**What you should do:**
A single number is the answer here: the count of lines in the records below in which the word "gestationis" appears.

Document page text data
··········

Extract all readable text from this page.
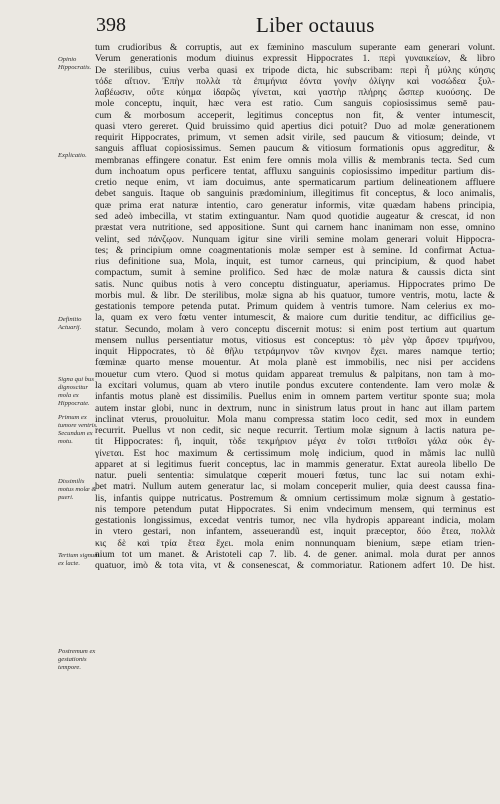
398	Liber octauus
Opinio Hippocratis.
Explicatio.
Definitio Actuarij.
Signa qui bus dignoscitur mola ex Hippocrate.
Primum ex tumore ventris. Secundum ex motu.
Dissimilis motus molæ & pueri.
Tertium signum ex lacte.
Postremum ex gestationis tempore.
tum crudioribus & corruptis, aut ex fæminino masculum superante eam generari volunt.
Verum generationis modum diuinus expressit Hippocrates 1. περὶ γυναικείων, & libro
De sterilibus, cuius verba quasi ex tripode dicta, hic subscribam: περὶ ἧ μύλης κύησις
τόδε αἴτιον. Ἐπὴν πολλὰ τὰ ἐπιμήνια ἐόντα γονὴν ὀλίγην καὶ νοσώδεα ξυλ-
λαβέωσιν, οὔτε κύημα ἰδαρῶς γίνεται, καὶ γαστὴρ πλήρης ὥσπερ κυούσης. De
mole conceptu, inquit, hæc vera est ratio. Cum sanguis copiosissimus semē pau-
cum & morbosum acceperit, legitimus conceptus non fit, & venter intumescit,
quasi vtero gereret. Quid bruissimo quid apertius dici potuit? Duo ad molæ generationem
requirit Hippocrates, primum, vt semen adsit virile, sed paucum & vitiosum; deinde, vt
sanguis affluat copiosissimus. Semen paucum & vitiosum formationis opus aggreditur, &
membranas effingere conatur. Est enim fere omnis mola villis & membranis tecta. Sed cum
dum inchoatum opus perficere tentat, affluxu sanguinis copiosissimo impeditur partium dis-
cretio neque enim, vt iam docuimus, ante spermaticarum partium delineationem affluere
debet sanguis. Itaque ob sanguinis prædominium, illegitimus fit conceptus, & loco animalis,
quæ prima erat naturæ intentio, caro generatur informis, vitæ quædam habens principia,
sed adeò imbecilla, vt statim extinguantur. Nam quod quotidie augeatur & crescat, id non
præstat vera nutritione, sed appositione. Sunt qui carnem hanc inanimam non esse, omnino
velint, sed πάνζῳον. Nunquam igitur sine virili semine molam generari voluit Hippocra-
tes; & principium omne coagmentationis molæ semper est à semine. Id confirmat Actua-
rius definitione sua, Mola, inquit, est tumor carneus, qui principium, & quod habet
compactum, sumit à semine prolifico. Sed hæc de molæ natura & caussis dicta sint
satis. Nunc quibus notis à vero conceptu distinguatur, aperiamus. Hippocrates primo De
morbis mul. & libr. De sterilibus, molæ signa ab his quatuor, tumore ventris, motu, lacte &
gestationis tempore petenda putat. Primum quidem à ventris tumore. Nam celerius ex mo-
la, quam ex vero fœtu venter intumescit, & maiore cum duritie tenditur, ac difficilius ge-
statur. Secundo, molam à vero conceptu discernit motus: si enim post tertium aut quartum
mensem nullus persentiatur motus, vitiosus est conceptus: τὸ μὲν γὰρ ἄρσεν τριμήνου,
inquit Hippocrates, τὸ δὲ θῆλυ τετράμηνον τῶν κινηον ἔχει. mares namque tertio;
fœminæ quarto mense mouentur. At mola planè est immobilis, nec nisi per accidens
mouetur cum vtero. Quod si motus quidam appareat tremulus & palpitans, non tam à mo-
la excitari volumus, quam ab vtero inutile pondus excutere contendente. Iam vero molæ &
infantis motus planè est dissimilis. Puellus enim in omnem partem vertitur sponte sua; mola
autem instar globi, nunc in dextrum, nunc in sinistrum latus prout in hanc aut illam partem
inclinat vterus, prouoluitur. Mola manu compressa statim loco cedit, sed mox in eundem
recurrit. Puellus vt non cedit, sic neque recurrit. Tertium molæ signum à lactis natura pe-
tit Hippocrates: ἢ, inquit, τὸδε τεκμήριον μέγα ἐν τοῖσι τιτθοῖσι γάλα οὐκ ἐγ-
γίνεται. Est hoc maximum & certissimum molę indicium, quod in mãmis lac nullũ
apparet at si legitimus fuerit conceptus, lac in mammis generatur. Extat aureola libello De
natur. pueli sententia: simulatque cœperit moueri fœtus, tunc lac sui notam exhi-
bet matri. Nullum autem generatur lac, si molam conceperit mulier, quia deest caussa fina-
lis, infantis quippe nutricatus. Postremum & omnium certissimum molæ signum à gestatio-
nis tempore petendum putat Hippocrates. Si enim vndecimum mensem, qui terminus est
gestationis longissimus, excedat ventris tumor, nec vlla hydropis appareant indicia, molam
in vtero gestari, non infantem, asseuerandũ est, inquit præceptor, δύο ἔτεα, πολλὰ
κις δὲ καὶ τρία ἔτεα ἔχει. mola enim nonnunquam bienium, sæpe etiam trien-
nium tot um manet. & Aristoteli cap 7. lib. 4. de gener. animal. mola durat per annos
quatuor, imò & tota vita, vt & consenescat, & commoriatur. Rationem adfert 10. De hist.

··········

**Your response:**
3